(Extracted data entries)
★ ★ ★ ★ ★
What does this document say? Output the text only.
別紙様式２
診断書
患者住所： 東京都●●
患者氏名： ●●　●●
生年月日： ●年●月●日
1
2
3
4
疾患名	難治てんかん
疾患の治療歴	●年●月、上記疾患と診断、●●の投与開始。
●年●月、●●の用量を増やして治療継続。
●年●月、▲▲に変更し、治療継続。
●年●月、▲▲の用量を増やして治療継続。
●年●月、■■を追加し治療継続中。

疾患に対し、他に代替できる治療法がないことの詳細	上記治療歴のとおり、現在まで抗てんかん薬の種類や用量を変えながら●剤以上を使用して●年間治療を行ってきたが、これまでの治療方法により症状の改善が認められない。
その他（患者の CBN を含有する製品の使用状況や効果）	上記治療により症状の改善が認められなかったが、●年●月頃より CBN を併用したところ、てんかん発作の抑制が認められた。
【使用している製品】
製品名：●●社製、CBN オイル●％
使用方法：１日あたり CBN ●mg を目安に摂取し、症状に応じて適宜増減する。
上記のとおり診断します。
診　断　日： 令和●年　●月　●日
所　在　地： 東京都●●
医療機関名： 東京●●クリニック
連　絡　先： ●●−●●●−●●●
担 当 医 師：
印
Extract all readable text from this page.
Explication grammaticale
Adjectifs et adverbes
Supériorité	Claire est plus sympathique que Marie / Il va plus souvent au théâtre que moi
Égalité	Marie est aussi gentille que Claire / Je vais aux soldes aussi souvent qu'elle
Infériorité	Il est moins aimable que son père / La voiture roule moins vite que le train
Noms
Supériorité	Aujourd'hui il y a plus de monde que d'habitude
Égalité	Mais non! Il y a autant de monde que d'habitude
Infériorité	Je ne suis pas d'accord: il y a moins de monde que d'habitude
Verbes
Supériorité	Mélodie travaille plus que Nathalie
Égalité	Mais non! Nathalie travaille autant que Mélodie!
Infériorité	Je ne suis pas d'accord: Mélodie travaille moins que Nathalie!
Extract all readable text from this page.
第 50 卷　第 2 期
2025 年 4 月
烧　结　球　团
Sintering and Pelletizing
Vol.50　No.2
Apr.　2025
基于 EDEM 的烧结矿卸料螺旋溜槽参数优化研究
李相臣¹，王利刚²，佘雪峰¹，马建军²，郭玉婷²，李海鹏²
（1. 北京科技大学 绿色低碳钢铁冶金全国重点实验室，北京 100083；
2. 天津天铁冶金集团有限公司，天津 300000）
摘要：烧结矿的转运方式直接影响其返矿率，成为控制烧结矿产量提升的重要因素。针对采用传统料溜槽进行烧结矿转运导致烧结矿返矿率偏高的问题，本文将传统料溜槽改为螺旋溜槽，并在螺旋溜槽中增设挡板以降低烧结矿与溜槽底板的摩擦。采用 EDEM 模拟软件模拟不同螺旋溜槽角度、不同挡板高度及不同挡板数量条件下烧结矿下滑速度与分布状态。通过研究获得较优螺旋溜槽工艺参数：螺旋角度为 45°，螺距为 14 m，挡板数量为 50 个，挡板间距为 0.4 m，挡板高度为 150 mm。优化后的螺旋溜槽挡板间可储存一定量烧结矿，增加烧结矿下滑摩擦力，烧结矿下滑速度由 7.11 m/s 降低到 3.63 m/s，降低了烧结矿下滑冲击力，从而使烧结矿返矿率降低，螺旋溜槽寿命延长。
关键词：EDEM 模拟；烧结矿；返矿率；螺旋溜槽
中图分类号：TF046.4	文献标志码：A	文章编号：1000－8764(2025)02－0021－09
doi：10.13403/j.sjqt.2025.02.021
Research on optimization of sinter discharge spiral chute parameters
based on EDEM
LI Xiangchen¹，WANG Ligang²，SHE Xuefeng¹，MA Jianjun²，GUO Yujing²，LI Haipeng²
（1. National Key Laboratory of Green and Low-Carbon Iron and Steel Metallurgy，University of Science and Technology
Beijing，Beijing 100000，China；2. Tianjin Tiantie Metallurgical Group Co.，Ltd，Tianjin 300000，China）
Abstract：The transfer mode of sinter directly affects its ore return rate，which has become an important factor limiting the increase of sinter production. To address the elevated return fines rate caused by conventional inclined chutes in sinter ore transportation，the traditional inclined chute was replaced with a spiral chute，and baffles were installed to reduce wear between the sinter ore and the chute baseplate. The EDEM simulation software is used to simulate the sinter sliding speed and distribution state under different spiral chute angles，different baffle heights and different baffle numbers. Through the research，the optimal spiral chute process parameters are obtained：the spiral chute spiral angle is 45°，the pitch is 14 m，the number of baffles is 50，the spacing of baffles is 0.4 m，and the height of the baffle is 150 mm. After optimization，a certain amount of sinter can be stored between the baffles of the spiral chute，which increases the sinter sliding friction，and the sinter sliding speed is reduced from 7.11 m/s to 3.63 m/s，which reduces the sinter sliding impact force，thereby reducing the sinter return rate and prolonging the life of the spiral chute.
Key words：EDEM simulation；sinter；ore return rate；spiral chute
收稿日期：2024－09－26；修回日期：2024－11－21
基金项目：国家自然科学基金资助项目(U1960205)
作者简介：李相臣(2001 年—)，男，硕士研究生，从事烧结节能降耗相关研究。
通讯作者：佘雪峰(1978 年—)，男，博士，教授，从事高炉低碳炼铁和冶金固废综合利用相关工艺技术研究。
★ ★ ★ ★ ★
* **What is required**
Determine how many lines contain the word "monde" and reply with that number alone.

* **Complete response**
3